GIVEN RECORDS
— begin —

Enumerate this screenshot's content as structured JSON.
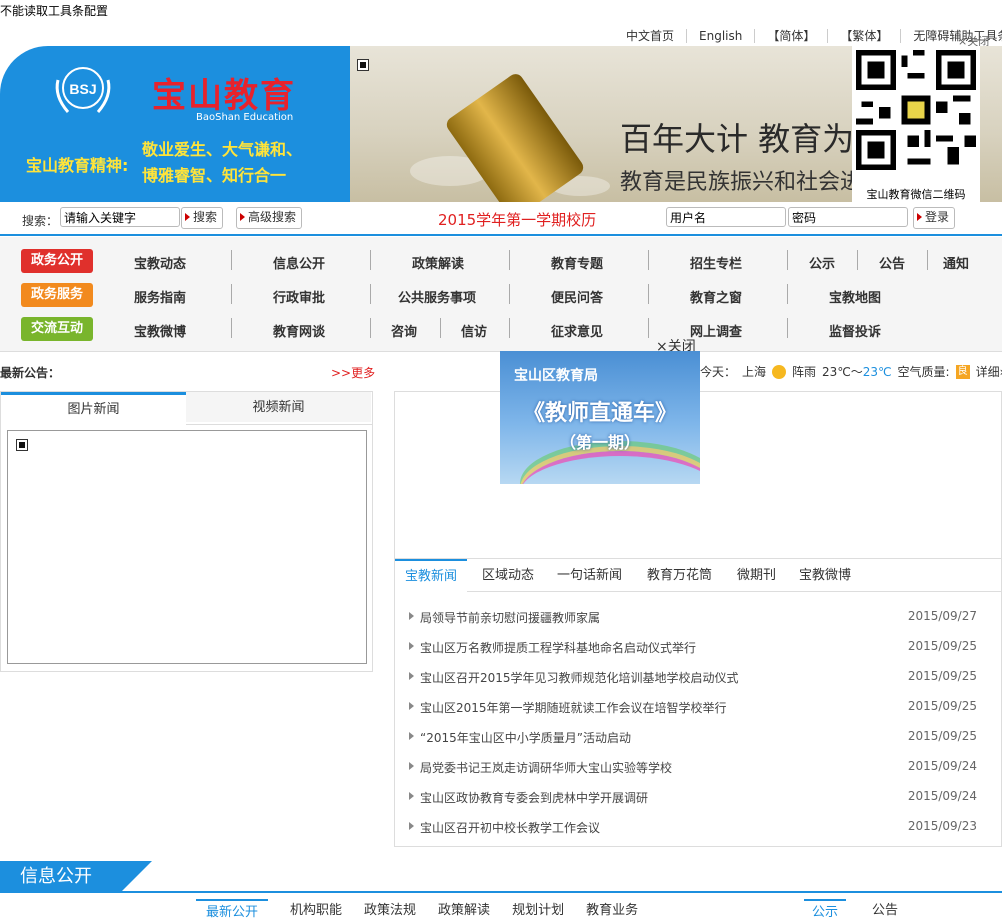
{
  "toolbar_message": "不能读取工具条配置",
  "top_links": [
    "中文首页",
    "English",
    "【简体】",
    "【繁体】",
    "无障碍辅助工具条"
  ],
  "close_top": "关闭",
  "banner": {
    "logo_cn": "宝山教育",
    "logo_en": "BaoShan Education",
    "logo_emblem_text": "BSJ",
    "spirit_label": "宝山教育精神:",
    "spirit_line1": "敬业爱生、大气谦和、",
    "spirit_line2": "博雅睿智、知行合一",
    "slogan1": "百年大计 教育为本",
    "slogan2": "教育是民族振兴和社会进步",
    "qr_caption": "宝山教育微信二维码"
  },
  "search": {
    "label": "搜索：",
    "placeholder": "请输入关键字",
    "search_button": "搜索",
    "advanced_button": "高级搜索",
    "calendar_link": "2015学年第一学期校历",
    "username_placeholder": "用户名",
    "password_placeholder": "密码",
    "login_button": "登录"
  },
  "nav": {
    "categories": [
      {
        "label": "政务公开",
        "color": "#e0302c"
      },
      {
        "label": "政务服务",
        "color": "#f28a1e"
      },
      {
        "label": "交流互动",
        "color": "#79b52c"
      }
    ],
    "row1": [
      "宝教动态",
      "信息公开",
      "政策解读",
      "教育专题",
      "招生专栏",
      "公示",
      "公告",
      "通知"
    ],
    "row2": [
      "服务指南",
      "行政审批",
      "公共服务事项",
      "便民问答",
      "教育之窗",
      "宝教地图"
    ],
    "row3": [
      "宝教微博",
      "教育网谈",
      "咨询",
      "信访",
      "征求意见",
      "网上调查",
      "监督投诉"
    ]
  },
  "popup": {
    "close": "×关闭",
    "title1": "宝山区教育局",
    "title2": "《教师直通车》",
    "title3": "（第一期）"
  },
  "notice": {
    "label": "最新公告：",
    "more": ">>更多"
  },
  "weather": {
    "today": "今天：",
    "city": "上海",
    "condition": "阵雨",
    "temp_low": "23℃～",
    "temp_high": "23℃",
    "aq_label": "空气质量:",
    "aq_value": "良",
    "detail": "详细»"
  },
  "picnews": {
    "tabs": [
      "图片新闻",
      "视频新闻"
    ]
  },
  "news": {
    "tabs": [
      "宝教新闻",
      "区域动态",
      "一句话新闻",
      "教育万花筒",
      "微期刊",
      "宝教微博"
    ],
    "items": [
      {
        "title": "局领导节前亲切慰问援疆教师家属",
        "date": "2015/09/27"
      },
      {
        "title": "宝山区万名教师提质工程学科基地命名启动仪式举行",
        "date": "2015/09/25"
      },
      {
        "title": "宝山区召开2015学年见习教师规范化培训基地学校启动仪式",
        "date": "2015/09/25"
      },
      {
        "title": "宝山区2015年第一学期随班就读工作会议在培智学校举行",
        "date": "2015/09/25"
      },
      {
        "title": "“2015年宝山区中小学质量月”活动启动",
        "date": "2015/09/25"
      },
      {
        "title": "局党委书记王岚走访调研华师大宝山实验等学校",
        "date": "2015/09/24"
      },
      {
        "title": "宝山区政协教育专委会到虎林中学开展调研",
        "date": "2015/09/24"
      },
      {
        "title": "宝山区召开初中校长教学工作会议",
        "date": "2015/09/23"
      }
    ]
  },
  "info_section": {
    "title": "信息公开",
    "tabs": [
      "最新公开",
      "机构职能",
      "政策法规",
      "政策解读",
      "规划计划",
      "教育业务"
    ],
    "side_tabs": [
      "公示",
      "公告"
    ]
  }
}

— end —

PROBLEM DESCRIPTION
Transcribe all the lines above exactly, apart from the pictures.

CORRECT OUTPUT
Enumerate this screenshot's content as structured JSON.
{
  "toolbar_message": "不能读取工具条配置",
  "top_links": [
    "中文首页",
    "English",
    "【简体】",
    "【繁体】",
    "无障碍辅助工具条"
  ],
  "close_top": "关闭",
  "banner": {
    "logo_cn": "宝山教育",
    "logo_en": "BaoShan Education",
    "logo_emblem_text": "BSJ",
    "spirit_label": "宝山教育精神:",
    "spirit_line1": "敬业爱生、大气谦和、",
    "spirit_line2": "博雅睿智、知行合一",
    "slogan1": "百年大计 教育为本",
    "slogan2": "教育是民族振兴和社会进步",
    "qr_caption": "宝山教育微信二维码"
  },
  "search": {
    "label": "搜索：",
    "placeholder": "请输入关键字",
    "search_button": "搜索",
    "advanced_button": "高级搜索",
    "calendar_link": "2015学年第一学期校历",
    "username_placeholder": "用户名",
    "password_placeholder": "密码",
    "login_button": "登录"
  },
  "nav": {
    "categories": [
      {
        "label": "政务公开",
        "color": "#e0302c"
      },
      {
        "label": "政务服务",
        "color": "#f28a1e"
      },
      {
        "label": "交流互动",
        "color": "#79b52c"
      }
    ],
    "row1": [
      "宝教动态",
      "信息公开",
      "政策解读",
      "教育专题",
      "招生专栏",
      "公示",
      "公告",
      "通知"
    ],
    "row2": [
      "服务指南",
      "行政审批",
      "公共服务事项",
      "便民问答",
      "教育之窗",
      "宝教地图"
    ],
    "row3": [
      "宝教微博",
      "教育网谈",
      "咨询",
      "信访",
      "征求意见",
      "网上调查",
      "监督投诉"
    ]
  },
  "popup": {
    "close": "×关闭",
    "title1": "宝山区教育局",
    "title2": "《教师直通车》",
    "title3": "（第一期）"
  },
  "notice": {
    "label": "最新公告：",
    "more": ">>更多"
  },
  "weather": {
    "today": "今天：",
    "city": "上海",
    "condition": "阵雨",
    "temp_low": "23℃～",
    "temp_high": "23℃",
    "aq_label": "空气质量:",
    "aq_value": "良",
    "detail": "详细»"
  },
  "picnews": {
    "tabs": [
      "图片新闻",
      "视频新闻"
    ]
  },
  "news": {
    "tabs": [
      "宝教新闻",
      "区域动态",
      "一句话新闻",
      "教育万花筒",
      "微期刊",
      "宝教微博"
    ],
    "items": [
      {
        "title": "局领导节前亲切慰问援疆教师家属",
        "date": "2015/09/27"
      },
      {
        "title": "宝山区万名教师提质工程学科基地命名启动仪式举行",
        "date": "2015/09/25"
      },
      {
        "title": "宝山区召开2015学年见习教师规范化培训基地学校启动仪式",
        "date": "2015/09/25"
      },
      {
        "title": "宝山区2015年第一学期随班就读工作会议在培智学校举行",
        "date": "2015/09/25"
      },
      {
        "title": "“2015年宝山区中小学质量月”活动启动",
        "date": "2015/09/25"
      },
      {
        "title": "局党委书记王岚走访调研华师大宝山实验等学校",
        "date": "2015/09/24"
      },
      {
        "title": "宝山区政协教育专委会到虎林中学开展调研",
        "date": "2015/09/24"
      },
      {
        "title": "宝山区召开初中校长教学工作会议",
        "date": "2015/09/23"
      }
    ]
  },
  "info_section": {
    "title": "信息公开",
    "tabs": [
      "最新公开",
      "机构职能",
      "政策法规",
      "政策解读",
      "规划计划",
      "教育业务"
    ],
    "side_tabs": [
      "公示",
      "公告"
    ]
  }
}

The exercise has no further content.